_PROBLEM DESCRIPTION_: Locate each line with the string "available" in the listing below and copy it.

[Start RECORD EXCERPTS]

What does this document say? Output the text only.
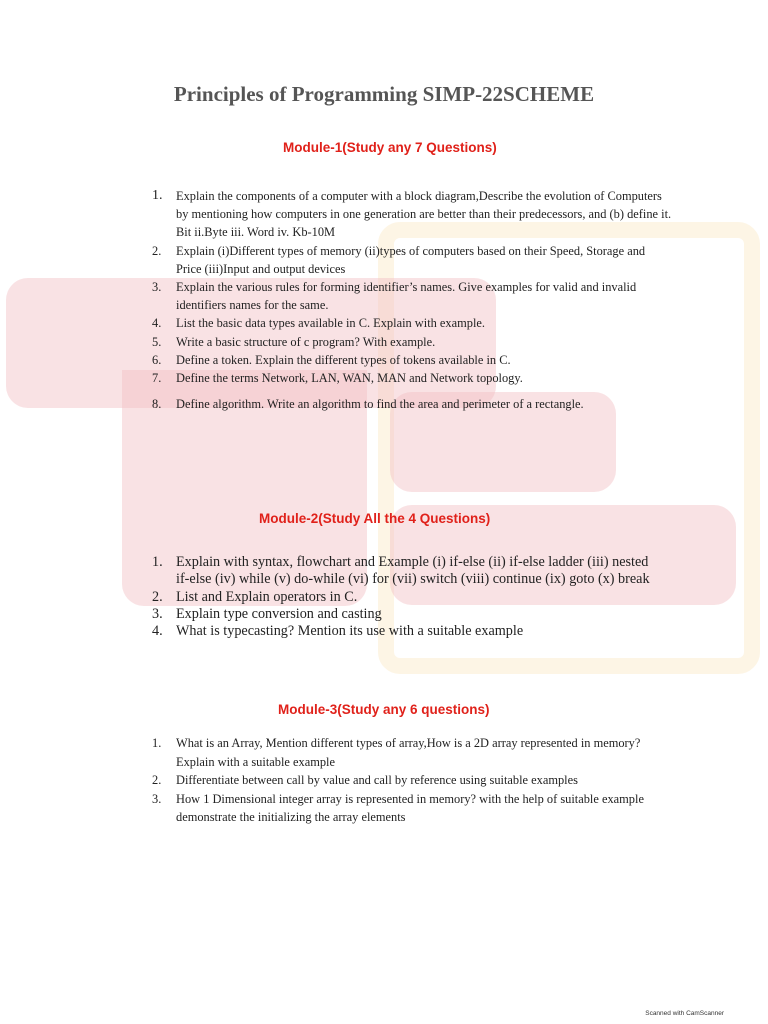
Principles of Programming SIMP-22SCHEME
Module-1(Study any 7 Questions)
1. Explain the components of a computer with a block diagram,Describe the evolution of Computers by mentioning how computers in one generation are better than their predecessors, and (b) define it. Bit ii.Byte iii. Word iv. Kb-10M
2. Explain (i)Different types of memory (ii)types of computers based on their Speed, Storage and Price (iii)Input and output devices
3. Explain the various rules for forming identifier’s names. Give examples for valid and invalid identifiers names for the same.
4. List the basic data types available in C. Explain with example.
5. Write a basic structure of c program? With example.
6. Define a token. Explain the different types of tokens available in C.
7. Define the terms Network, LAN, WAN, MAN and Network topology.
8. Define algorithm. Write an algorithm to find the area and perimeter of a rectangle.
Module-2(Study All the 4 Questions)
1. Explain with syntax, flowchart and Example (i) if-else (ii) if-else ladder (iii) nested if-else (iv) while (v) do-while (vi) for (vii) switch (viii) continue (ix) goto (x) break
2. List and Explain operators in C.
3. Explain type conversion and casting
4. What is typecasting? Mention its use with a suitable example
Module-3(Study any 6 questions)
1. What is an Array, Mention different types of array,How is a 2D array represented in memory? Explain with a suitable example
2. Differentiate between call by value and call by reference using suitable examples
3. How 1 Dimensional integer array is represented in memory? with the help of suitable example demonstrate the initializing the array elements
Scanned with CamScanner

[End RECORD EXCERPTS]
[Start RECORD EXCERPTS]

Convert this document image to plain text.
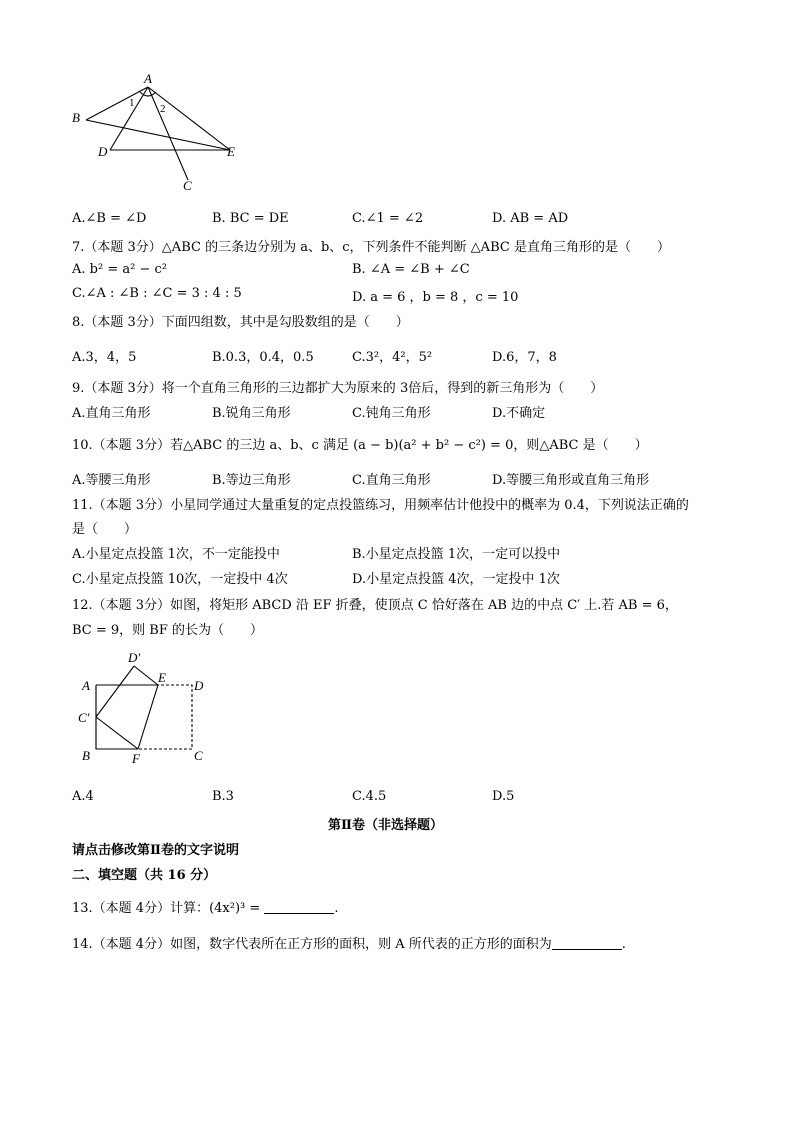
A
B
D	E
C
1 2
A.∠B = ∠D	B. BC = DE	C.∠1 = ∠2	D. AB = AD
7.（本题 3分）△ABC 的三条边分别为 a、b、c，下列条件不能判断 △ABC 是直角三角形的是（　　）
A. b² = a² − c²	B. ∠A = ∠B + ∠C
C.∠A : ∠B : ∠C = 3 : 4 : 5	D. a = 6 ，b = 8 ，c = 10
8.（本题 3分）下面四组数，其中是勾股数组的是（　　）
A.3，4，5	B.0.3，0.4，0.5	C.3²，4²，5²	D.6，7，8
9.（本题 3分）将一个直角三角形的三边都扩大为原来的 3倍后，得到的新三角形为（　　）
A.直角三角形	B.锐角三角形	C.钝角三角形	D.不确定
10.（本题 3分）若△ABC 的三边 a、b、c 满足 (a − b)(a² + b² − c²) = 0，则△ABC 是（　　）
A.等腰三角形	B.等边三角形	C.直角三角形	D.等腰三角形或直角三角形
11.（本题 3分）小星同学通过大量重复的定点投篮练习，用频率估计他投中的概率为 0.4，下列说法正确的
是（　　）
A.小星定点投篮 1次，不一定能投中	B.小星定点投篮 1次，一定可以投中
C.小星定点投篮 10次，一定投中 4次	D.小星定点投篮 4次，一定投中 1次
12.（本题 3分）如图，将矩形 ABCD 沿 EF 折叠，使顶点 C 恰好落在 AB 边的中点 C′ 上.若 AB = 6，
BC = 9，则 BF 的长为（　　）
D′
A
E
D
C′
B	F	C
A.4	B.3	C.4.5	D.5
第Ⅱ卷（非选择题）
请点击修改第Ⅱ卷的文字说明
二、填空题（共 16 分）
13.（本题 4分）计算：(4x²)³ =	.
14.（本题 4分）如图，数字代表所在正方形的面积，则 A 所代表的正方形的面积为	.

[End RECORD EXCERPTS]

_RESULT BELOW_:
4. List the basic data types available in C. Explain with example.
6. Define a token. Explain the different types of tokens available in C.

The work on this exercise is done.